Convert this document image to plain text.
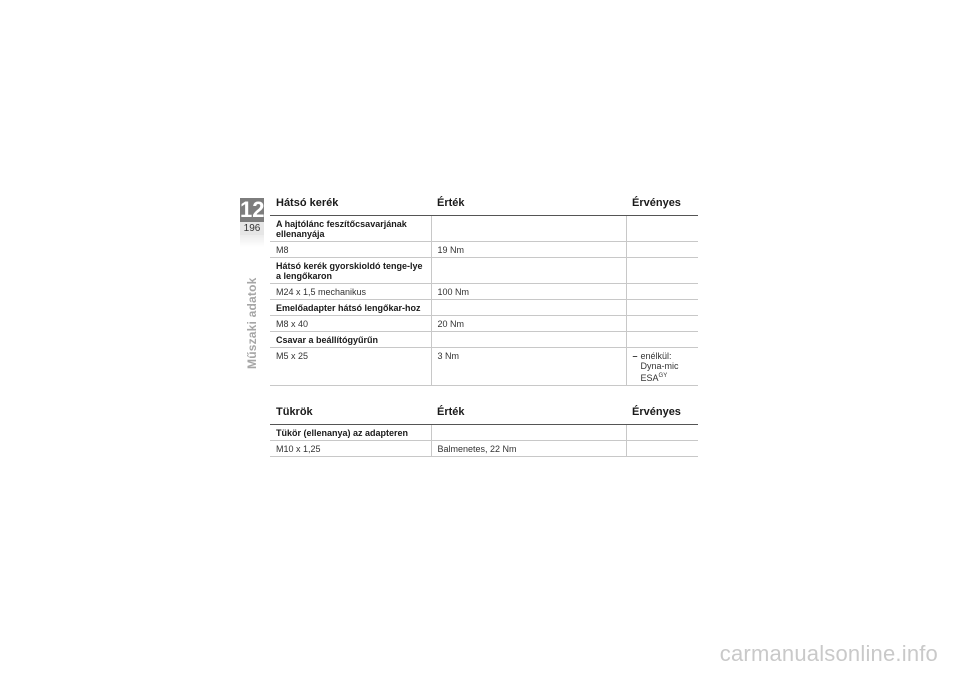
12
196
Műszaki adatok
Hátsó kerék	Érték	Érvényes
A hajtólánc feszítőcsavarjának ellenanyája		
M8	19 Nm	
Hátsó kerék gyorskioldó tenge-lye a lengőkaron		
M24 x 1,5 mechanikus	100 Nm	
Emelőadapter hátsó lengőkar-hoz		
M8 x 40	20 Nm	
Csavar a beállítógyűrűn		
M5 x 25	3 Nm	– enélkül: Dyna-mic $ESA^{GY}$
Tükrök	Érték	Érvényes
Tükör (ellenanya) az adapteren		
M10 x 1,25	Balmenetes, 22 Nm	
carmanualsonline.info
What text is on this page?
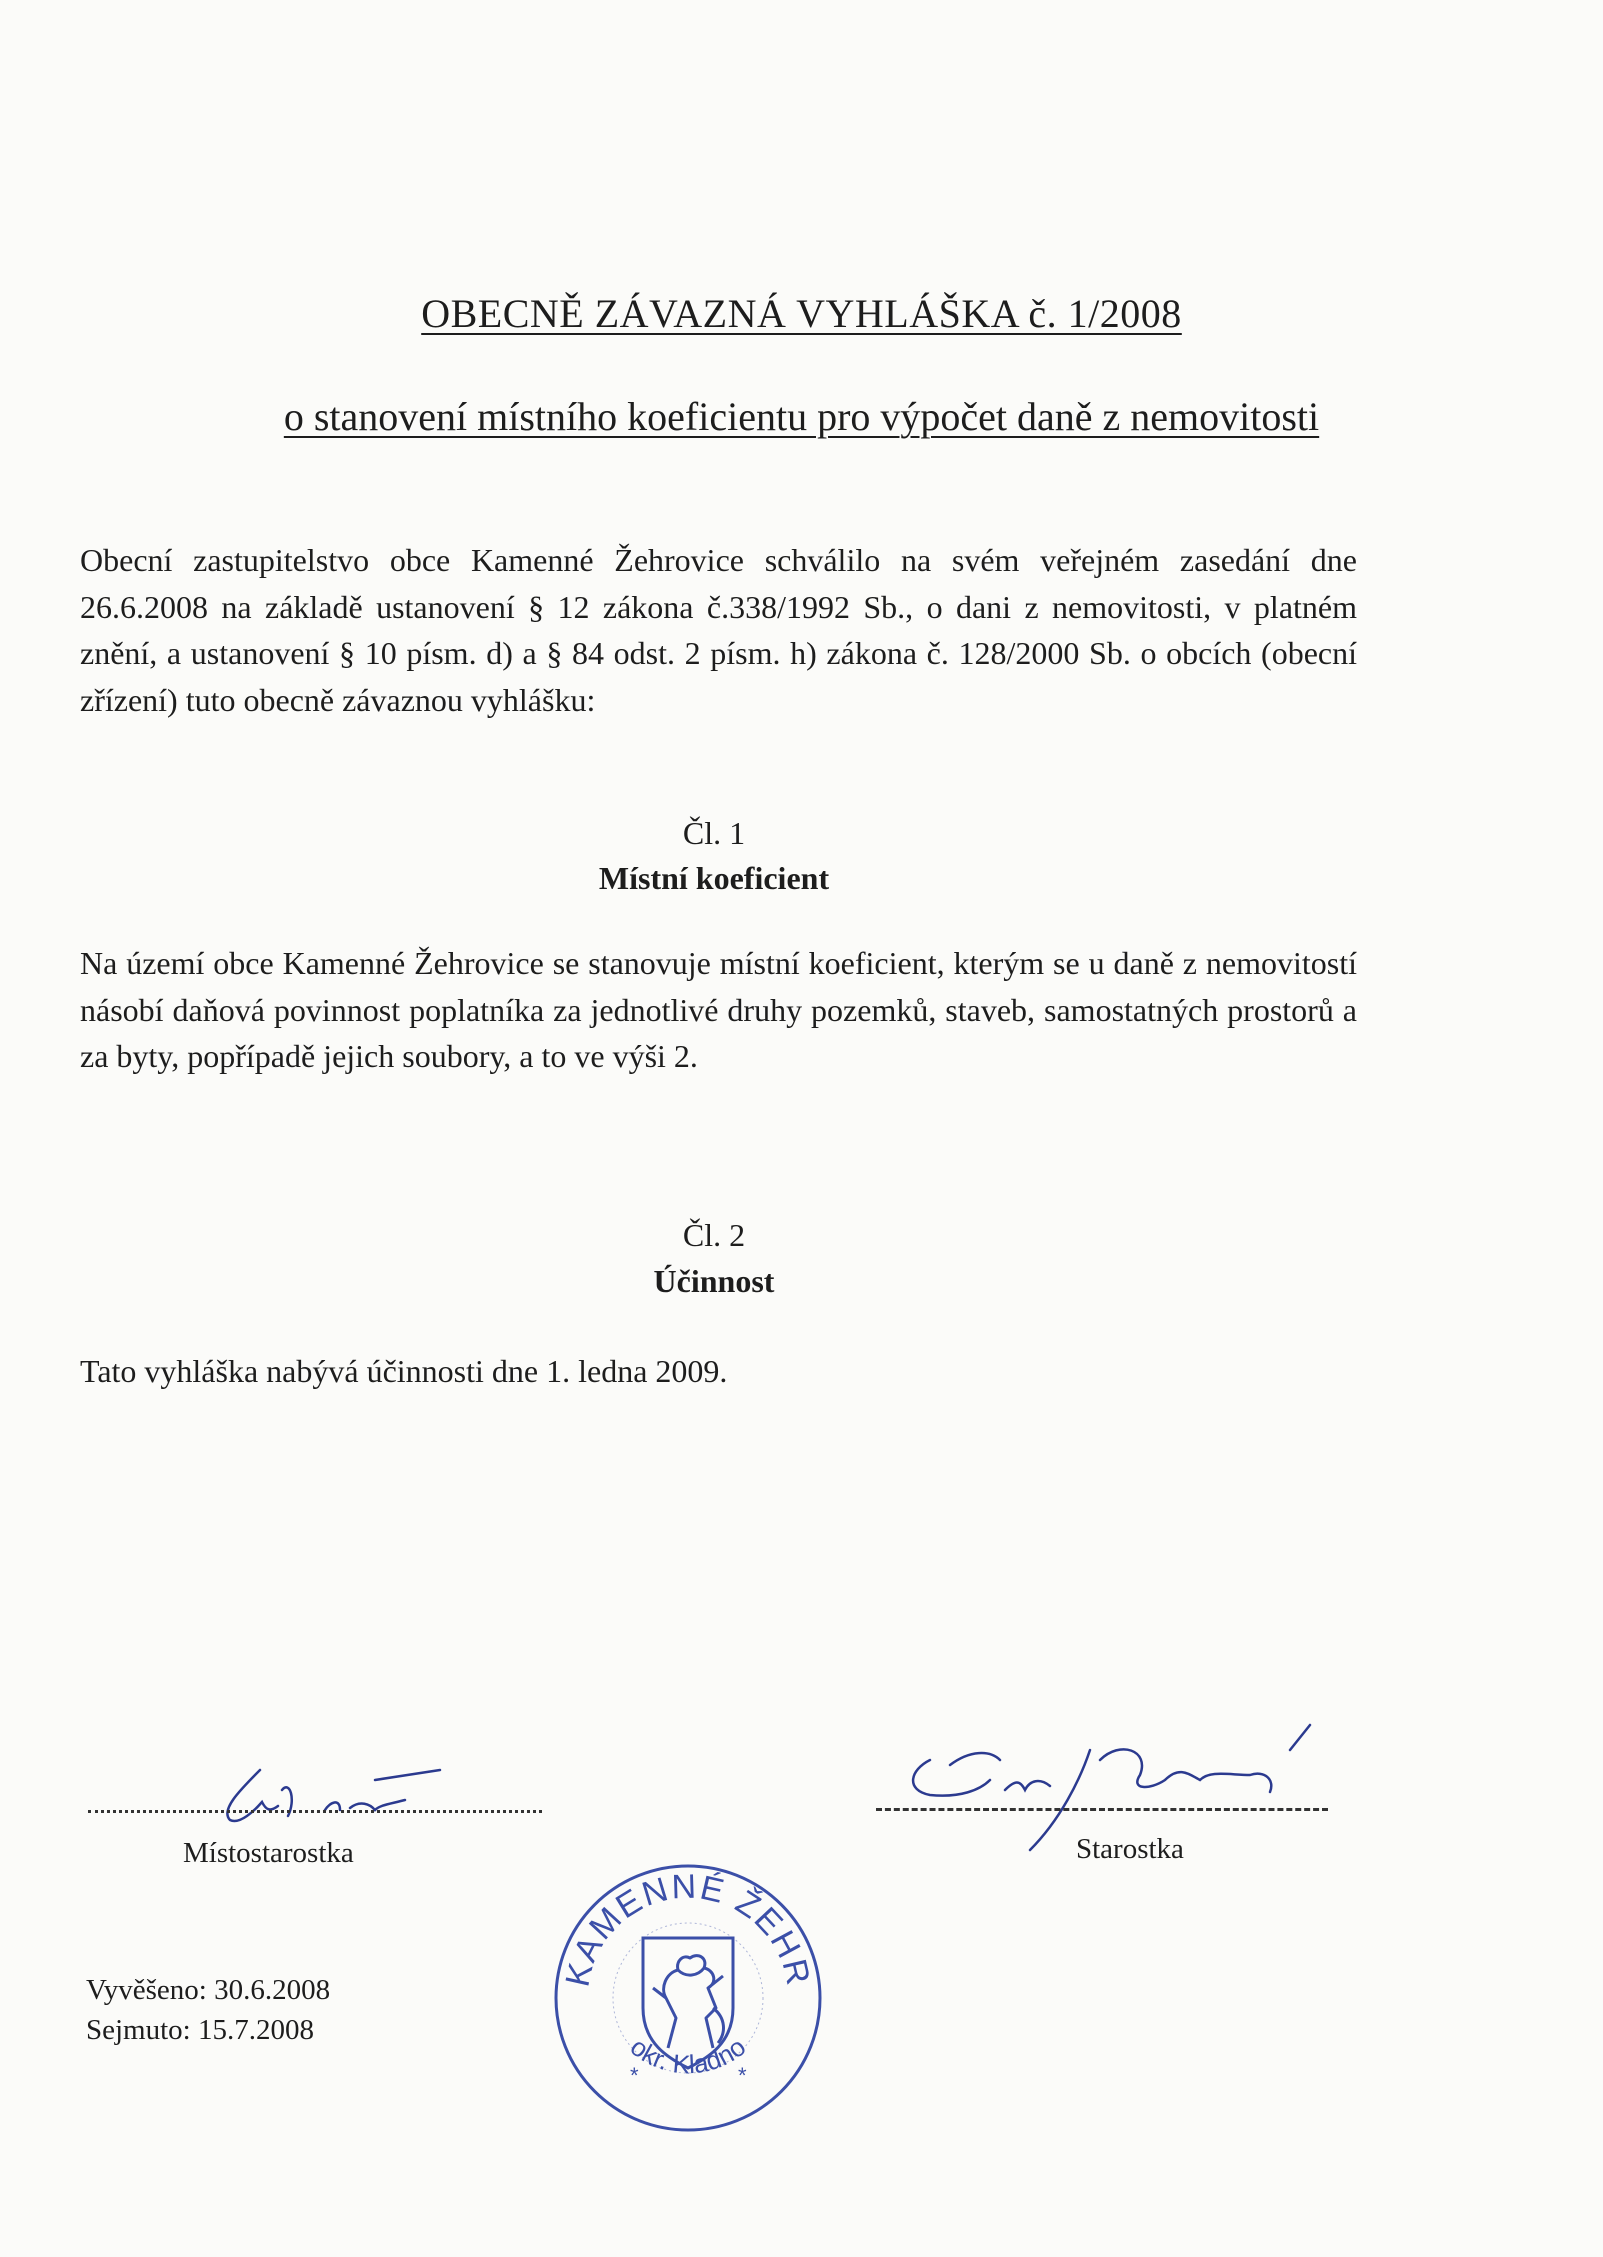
OBECNĚ ZÁVAZNÁ VYHLÁŠKA č. 1/2008
o stanovení místního koeficientu pro výpočet daně z nemovitosti
Obecní zastupitelstvo obce Kamenné Žehrovice schválilo na svém veřejném zasedání dne 26.6.2008 na základě ustanovení § 12 zákona č.338/1992 Sb., o dani z nemovitosti, v platném znění, a ustanovení § 10 písm. d) a § 84 odst. 2 písm. h) zákona č. 128/2000 Sb. o obcích (obecní zřízení) tuto obecně závaznou vyhlášku:
Čl. 1
Místní koeficient
Na území obce Kamenné Žehrovice se stanovuje místní koeficient, kterým se u daně z nemovitostí násobí daňová povinnost poplatníka za jednotlivé druhy pozemků, staveb, samostatných prostorů a za byty, popřípadě jejich soubory, a to ve výši 2.
Čl. 2
Účinnost
Tato vyhláška nabývá účinnosti dne 1. ledna 2009.
Místostarostka	Starostka
OBEC KAMENNÉ ŽEHROVICE
okr. Kladno
*	*
Vyvěšeno: 30.6.2008
Sejmuto: 15.7.2008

_Goal_. Find each line that has the word "kerék", then copy it out.

_Worked answer_.
Hátsó kerék	Érték	Érvényes
Hátsó kerék gyorskioldó tenge-lye a lengőkaron		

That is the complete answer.